── Supplied data ──

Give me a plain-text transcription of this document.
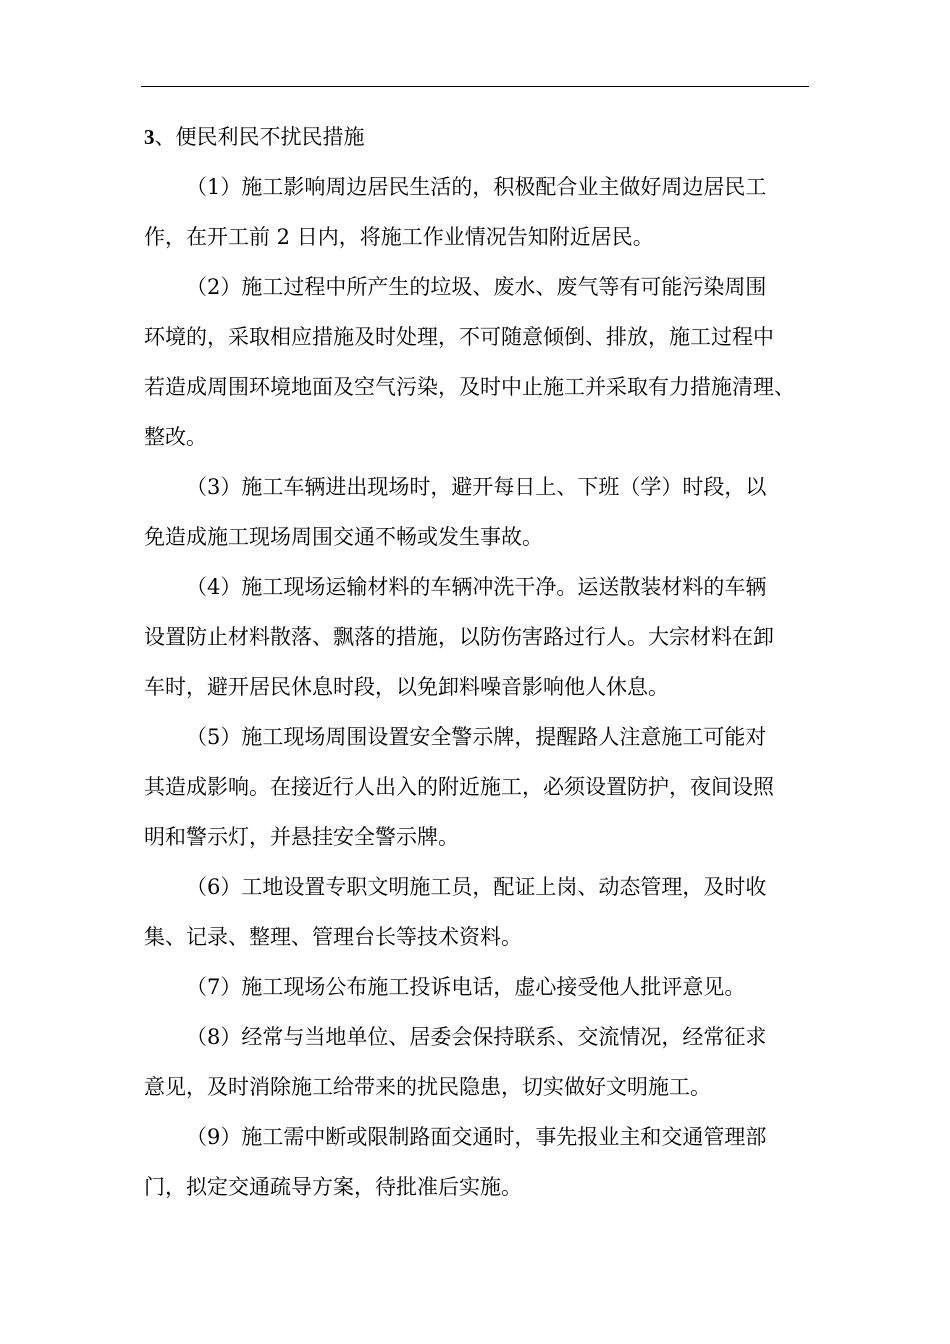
3、便民利民不扰民措施

（1）施工影响周边居民生活的，积极配合业主做好周边居民工
作，在开工前 2 日内，将施工作业情况告知附近居民。

（2）施工过程中所产生的垃圾、废水、废气等有可能污染周围
环境的，采取相应措施及时处理，不可随意倾倒、排放，施工过程中
若造成周围环境地面及空气污染，及时中止施工并采取有力措施清理、
整改。

（3）施工车辆进出现场时，避开每日上、下班（学）时段，以
免造成施工现场周围交通不畅或发生事故。

（4）施工现场运输材料的车辆冲洗干净。运送散装材料的车辆
设置防止材料散落、飘落的措施，以防伤害路过行人。大宗材料在卸
车时，避开居民休息时段，以免卸料噪音影响他人休息。

（5）施工现场周围设置安全警示牌，提醒路人注意施工可能对
其造成影响。在接近行人出入的附近施工，必须设置防护，夜间设照
明和警示灯，并悬挂安全警示牌。

（6）工地设置专职文明施工员，配证上岗、动态管理，及时收
集、记录、整理、管理台长等技术资料。

（7）施工现场公布施工投诉电话，虚心接受他人批评意见。

（8）经常与当地单位、居委会保持联系、交流情况，经常征求
意见，及时消除施工给带来的扰民隐患，切实做好文明施工。

（9）施工需中断或限制路面交通时，事先报业主和交通管理部
门，拟定交通疏导方案，待批准后实施。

───

Copy the data character for character, but drop all pictures from the copy.

• Solution below:
Give me a plain-text transcription of this document.
3、便民利民不扰民措施

（1）施工影响周边居民生活的，积极配合业主做好周边居民工
作，在开工前 2 日内，将施工作业情况告知附近居民。

（2）施工过程中所产生的垃圾、废水、废气等有可能污染周围
环境的，采取相应措施及时处理，不可随意倾倒、排放，施工过程中
若造成周围环境地面及空气污染，及时中止施工并采取有力措施清理、
整改。

（3）施工车辆进出现场时，避开每日上、下班（学）时段，以
免造成施工现场周围交通不畅或发生事故。

（4）施工现场运输材料的车辆冲洗干净。运送散装材料的车辆
设置防止材料散落、飘落的措施，以防伤害路过行人。大宗材料在卸
车时，避开居民休息时段，以免卸料噪音影响他人休息。

（5）施工现场周围设置安全警示牌，提醒路人注意施工可能对
其造成影响。在接近行人出入的附近施工，必须设置防护，夜间设照
明和警示灯，并悬挂安全警示牌。

（6）工地设置专职文明施工员，配证上岗、动态管理，及时收
集、记录、整理、管理台长等技术资料。

（7）施工现场公布施工投诉电话，虚心接受他人批评意见。

（8）经常与当地单位、居委会保持联系、交流情况，经常征求
意见，及时消除施工给带来的扰民隐患，切实做好文明施工。

（9）施工需中断或限制路面交通时，事先报业主和交通管理部
门，拟定交通疏导方案，待批准后实施。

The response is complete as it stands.